_Task requirements_: What follows is a block of records; reproduce all of it verbatim.

_Available data_:
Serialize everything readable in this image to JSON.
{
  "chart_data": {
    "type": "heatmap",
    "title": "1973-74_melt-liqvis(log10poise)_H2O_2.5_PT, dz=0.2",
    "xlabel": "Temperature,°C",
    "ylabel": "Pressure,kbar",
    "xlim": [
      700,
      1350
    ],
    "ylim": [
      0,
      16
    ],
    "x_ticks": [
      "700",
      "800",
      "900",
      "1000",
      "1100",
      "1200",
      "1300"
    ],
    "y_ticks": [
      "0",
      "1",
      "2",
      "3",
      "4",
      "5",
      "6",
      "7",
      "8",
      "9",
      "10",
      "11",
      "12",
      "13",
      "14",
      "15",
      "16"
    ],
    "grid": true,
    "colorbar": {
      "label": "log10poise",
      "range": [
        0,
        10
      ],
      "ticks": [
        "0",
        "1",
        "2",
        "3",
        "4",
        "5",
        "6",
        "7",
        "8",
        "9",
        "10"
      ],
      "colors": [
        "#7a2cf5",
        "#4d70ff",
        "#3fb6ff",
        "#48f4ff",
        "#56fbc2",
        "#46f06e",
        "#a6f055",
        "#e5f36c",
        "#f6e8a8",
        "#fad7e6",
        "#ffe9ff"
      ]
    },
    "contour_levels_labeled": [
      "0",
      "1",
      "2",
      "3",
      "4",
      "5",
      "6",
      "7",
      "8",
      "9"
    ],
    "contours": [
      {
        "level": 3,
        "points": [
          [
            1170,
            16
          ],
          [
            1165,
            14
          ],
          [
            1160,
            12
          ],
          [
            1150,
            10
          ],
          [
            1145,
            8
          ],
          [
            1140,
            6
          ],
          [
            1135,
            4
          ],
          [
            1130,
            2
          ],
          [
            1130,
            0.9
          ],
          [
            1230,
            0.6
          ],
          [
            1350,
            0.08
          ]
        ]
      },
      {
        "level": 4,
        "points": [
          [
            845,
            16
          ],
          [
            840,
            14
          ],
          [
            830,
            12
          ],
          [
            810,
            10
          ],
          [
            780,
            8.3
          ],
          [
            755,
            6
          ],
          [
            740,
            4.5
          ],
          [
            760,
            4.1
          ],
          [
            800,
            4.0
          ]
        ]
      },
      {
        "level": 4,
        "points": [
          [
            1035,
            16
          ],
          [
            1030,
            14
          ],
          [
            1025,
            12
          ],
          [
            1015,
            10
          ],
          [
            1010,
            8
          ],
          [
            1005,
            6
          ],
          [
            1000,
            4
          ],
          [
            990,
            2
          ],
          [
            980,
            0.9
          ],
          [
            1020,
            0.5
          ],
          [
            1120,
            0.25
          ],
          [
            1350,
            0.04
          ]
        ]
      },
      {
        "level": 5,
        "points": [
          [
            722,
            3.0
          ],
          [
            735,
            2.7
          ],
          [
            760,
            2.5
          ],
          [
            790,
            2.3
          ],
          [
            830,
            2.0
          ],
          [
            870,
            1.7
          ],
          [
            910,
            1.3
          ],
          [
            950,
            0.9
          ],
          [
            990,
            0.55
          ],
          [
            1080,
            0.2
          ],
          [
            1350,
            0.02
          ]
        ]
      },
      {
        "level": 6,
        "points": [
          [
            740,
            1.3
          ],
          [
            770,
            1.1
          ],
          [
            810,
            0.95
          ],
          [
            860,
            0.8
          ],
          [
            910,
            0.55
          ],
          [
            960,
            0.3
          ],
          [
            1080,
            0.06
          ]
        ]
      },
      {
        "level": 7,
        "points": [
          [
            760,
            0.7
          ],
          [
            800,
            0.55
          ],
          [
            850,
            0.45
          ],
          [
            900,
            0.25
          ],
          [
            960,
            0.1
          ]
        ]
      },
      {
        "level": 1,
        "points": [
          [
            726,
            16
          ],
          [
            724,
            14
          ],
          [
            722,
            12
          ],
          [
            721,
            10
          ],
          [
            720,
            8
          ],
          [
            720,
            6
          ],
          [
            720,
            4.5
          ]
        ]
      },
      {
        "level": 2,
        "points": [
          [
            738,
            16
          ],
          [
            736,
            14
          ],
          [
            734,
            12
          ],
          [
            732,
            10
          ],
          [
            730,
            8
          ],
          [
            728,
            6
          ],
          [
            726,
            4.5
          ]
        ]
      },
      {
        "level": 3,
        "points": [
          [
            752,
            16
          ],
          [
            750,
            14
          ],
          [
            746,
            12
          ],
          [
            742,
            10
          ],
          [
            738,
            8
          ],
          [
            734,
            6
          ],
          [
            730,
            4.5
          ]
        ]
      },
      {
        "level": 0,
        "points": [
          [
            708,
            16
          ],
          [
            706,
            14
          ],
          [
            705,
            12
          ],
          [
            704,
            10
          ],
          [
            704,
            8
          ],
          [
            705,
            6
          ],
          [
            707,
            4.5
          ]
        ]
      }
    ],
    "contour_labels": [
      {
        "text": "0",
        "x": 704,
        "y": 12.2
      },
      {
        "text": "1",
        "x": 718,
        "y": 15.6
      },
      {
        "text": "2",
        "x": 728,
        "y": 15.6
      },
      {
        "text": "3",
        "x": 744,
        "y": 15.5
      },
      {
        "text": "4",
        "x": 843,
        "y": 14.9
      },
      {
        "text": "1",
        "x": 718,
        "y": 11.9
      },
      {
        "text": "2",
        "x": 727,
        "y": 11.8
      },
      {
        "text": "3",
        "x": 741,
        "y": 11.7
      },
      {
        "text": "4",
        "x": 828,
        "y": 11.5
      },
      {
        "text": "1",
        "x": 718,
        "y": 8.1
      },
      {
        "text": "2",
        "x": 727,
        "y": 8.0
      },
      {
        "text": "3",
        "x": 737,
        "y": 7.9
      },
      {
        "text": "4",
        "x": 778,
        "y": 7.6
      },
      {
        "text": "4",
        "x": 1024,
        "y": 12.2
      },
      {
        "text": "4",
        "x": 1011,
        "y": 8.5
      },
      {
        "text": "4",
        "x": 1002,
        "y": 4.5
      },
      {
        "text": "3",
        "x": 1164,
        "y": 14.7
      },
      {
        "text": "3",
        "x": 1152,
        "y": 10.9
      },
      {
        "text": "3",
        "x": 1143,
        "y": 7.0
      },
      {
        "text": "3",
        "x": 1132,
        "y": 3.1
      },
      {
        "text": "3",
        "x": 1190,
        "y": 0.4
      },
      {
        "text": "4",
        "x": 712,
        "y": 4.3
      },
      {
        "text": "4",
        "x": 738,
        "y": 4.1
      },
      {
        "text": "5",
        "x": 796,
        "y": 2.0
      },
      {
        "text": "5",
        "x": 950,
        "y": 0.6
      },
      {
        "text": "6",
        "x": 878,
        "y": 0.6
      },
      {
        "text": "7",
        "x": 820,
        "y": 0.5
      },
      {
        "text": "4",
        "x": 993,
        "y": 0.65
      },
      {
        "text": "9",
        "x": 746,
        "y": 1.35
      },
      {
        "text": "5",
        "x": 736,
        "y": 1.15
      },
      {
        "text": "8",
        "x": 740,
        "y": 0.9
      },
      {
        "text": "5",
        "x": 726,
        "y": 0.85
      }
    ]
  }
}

_Solution for this exercise_:
Serialize everything readable in this image to JSON.
{
  "chart_data": {
    "type": "heatmap",
    "title": "1973-74_melt-liqvis(log10poise)_H2O_2.5_PT, dz=0.2",
    "xlabel": "Temperature,°C",
    "ylabel": "Pressure,kbar",
    "xlim": [
      700,
      1350
    ],
    "ylim": [
      0,
      16
    ],
    "x_ticks": [
      "700",
      "800",
      "900",
      "1000",
      "1100",
      "1200",
      "1300"
    ],
    "y_ticks": [
      "0",
      "1",
      "2",
      "3",
      "4",
      "5",
      "6",
      "7",
      "8",
      "9",
      "10",
      "11",
      "12",
      "13",
      "14",
      "15",
      "16"
    ],
    "grid": true,
    "colorbar": {
      "label": "log10poise",
      "range": [
        0,
        10
      ],
      "ticks": [
        "0",
        "1",
        "2",
        "3",
        "4",
        "5",
        "6",
        "7",
        "8",
        "9",
        "10"
      ],
      "colors": [
        "#7a2cf5",
        "#4d70ff",
        "#3fb6ff",
        "#48f4ff",
        "#56fbc2",
        "#46f06e",
        "#a6f055",
        "#e5f36c",
        "#f6e8a8",
        "#fad7e6",
        "#ffe9ff"
      ]
    },
    "contour_levels_labeled": [
      "0",
      "1",
      "2",
      "3",
      "4",
      "5",
      "6",
      "7",
      "8",
      "9"
    ],
    "contours": [
      {
        "level": 3,
        "points": [
          [
            1170,
            16
          ],
          [
            1165,
            14
          ],
          [
            1160,
            12
          ],
          [
            1150,
            10
          ],
          [
            1145,
            8
          ],
          [
            1140,
            6
          ],
          [
            1135,
            4
          ],
          [
            1130,
            2
          ],
          [
            1130,
            0.9
          ],
          [
            1230,
            0.6
          ],
          [
            1350,
            0.08
          ]
        ]
      },
      {
        "level": 4,
        "points": [
          [
            845,
            16
          ],
          [
            840,
            14
          ],
          [
            830,
            12
          ],
          [
            810,
            10
          ],
          [
            780,
            8.3
          ],
          [
            755,
            6
          ],
          [
            740,
            4.5
          ],
          [
            760,
            4.1
          ],
          [
            800,
            4.0
          ]
        ]
      },
      {
        "level": 4,
        "points": [
          [
            1035,
            16
          ],
          [
            1030,
            14
          ],
          [
            1025,
            12
          ],
          [
            1015,
            10
          ],
          [
            1010,
            8
          ],
          [
            1005,
            6
          ],
          [
            1000,
            4
          ],
          [
            990,
            2
          ],
          [
            980,
            0.9
          ],
          [
            1020,
            0.5
          ],
          [
            1120,
            0.25
          ],
          [
            1350,
            0.04
          ]
        ]
      },
      {
        "level": 5,
        "points": [
          [
            722,
            3.0
          ],
          [
            735,
            2.7
          ],
          [
            760,
            2.5
          ],
          [
            790,
            2.3
          ],
          [
            830,
            2.0
          ],
          [
            870,
            1.7
          ],
          [
            910,
            1.3
          ],
          [
            950,
            0.9
          ],
          [
            990,
            0.55
          ],
          [
            1080,
            0.2
          ],
          [
            1350,
            0.02
          ]
        ]
      },
      {
        "level": 6,
        "points": [
          [
            740,
            1.3
          ],
          [
            770,
            1.1
          ],
          [
            810,
            0.95
          ],
          [
            860,
            0.8
          ],
          [
            910,
            0.55
          ],
          [
            960,
            0.3
          ],
          [
            1080,
            0.06
          ]
        ]
      },
      {
        "level": 7,
        "points": [
          [
            760,
            0.7
          ],
          [
            800,
            0.55
          ],
          [
            850,
            0.45
          ],
          [
            900,
            0.25
          ],
          [
            960,
            0.1
          ]
        ]
      },
      {
        "level": 1,
        "points": [
          [
            726,
            16
          ],
          [
            724,
            14
          ],
          [
            722,
            12
          ],
          [
            721,
            10
          ],
          [
            720,
            8
          ],
          [
            720,
            6
          ],
          [
            720,
            4.5
          ]
        ]
      },
      {
        "level": 2,
        "points": [
          [
            738,
            16
          ],
          [
            736,
            14
          ],
          [
            734,
            12
          ],
          [
            732,
            10
          ],
          [
            730,
            8
          ],
          [
            728,
            6
          ],
          [
            726,
            4.5
          ]
        ]
      },
      {
        "level": 3,
        "points": [
          [
            752,
            16
          ],
          [
            750,
            14
          ],
          [
            746,
            12
          ],
          [
            742,
            10
          ],
          [
            738,
            8
          ],
          [
            734,
            6
          ],
          [
            730,
            4.5
          ]
        ]
      },
      {
        "level": 0,
        "points": [
          [
            708,
            16
          ],
          [
            706,
            14
          ],
          [
            705,
            12
          ],
          [
            704,
            10
          ],
          [
            704,
            8
          ],
          [
            705,
            6
          ],
          [
            707,
            4.5
          ]
        ]
      }
    ],
    "contour_labels": [
      {
        "text": "0",
        "x": 704,
        "y": 12.2
      },
      {
        "text": "1",
        "x": 718,
        "y": 15.6
      },
      {
        "text": "2",
        "x": 728,
        "y": 15.6
      },
      {
        "text": "3",
        "x": 744,
        "y": 15.5
      },
      {
        "text": "4",
        "x": 843,
        "y": 14.9
      },
      {
        "text": "1",
        "x": 718,
        "y": 11.9
      },
      {
        "text": "2",
        "x": 727,
        "y": 11.8
      },
      {
        "text": "3",
        "x": 741,
        "y": 11.7
      },
      {
        "text": "4",
        "x": 828,
        "y": 11.5
      },
      {
        "text": "1",
        "x": 718,
        "y": 8.1
      },
      {
        "text": "2",
        "x": 727,
        "y": 8.0
      },
      {
        "text": "3",
        "x": 737,
        "y": 7.9
      },
      {
        "text": "4",
        "x": 778,
        "y": 7.6
      },
      {
        "text": "4",
        "x": 1024,
        "y": 12.2
      },
      {
        "text": "4",
        "x": 1011,
        "y": 8.5
      },
      {
        "text": "4",
        "x": 1002,
        "y": 4.5
      },
      {
        "text": "3",
        "x": 1164,
        "y": 14.7
      },
      {
        "text": "3",
        "x": 1152,
        "y": 10.9
      },
      {
        "text": "3",
        "x": 1143,
        "y": 7.0
      },
      {
        "text": "3",
        "x": 1132,
        "y": 3.1
      },
      {
        "text": "3",
        "x": 1190,
        "y": 0.4
      },
      {
        "text": "4",
        "x": 712,
        "y": 4.3
      },
      {
        "text": "4",
        "x": 738,
        "y": 4.1
      },
      {
        "text": "5",
        "x": 796,
        "y": 2.0
      },
      {
        "text": "5",
        "x": 950,
        "y": 0.6
      },
      {
        "text": "6",
        "x": 878,
        "y": 0.6
      },
      {
        "text": "7",
        "x": 820,
        "y": 0.5
      },
      {
        "text": "4",
        "x": 993,
        "y": 0.65
      },
      {
        "text": "9",
        "x": 746,
        "y": 1.35
      },
      {
        "text": "5",
        "x": 736,
        "y": 1.15
      },
      {
        "text": "8",
        "x": 740,
        "y": 0.9
      },
      {
        "text": "5",
        "x": 726,
        "y": 0.85
      }
    ]
  }
}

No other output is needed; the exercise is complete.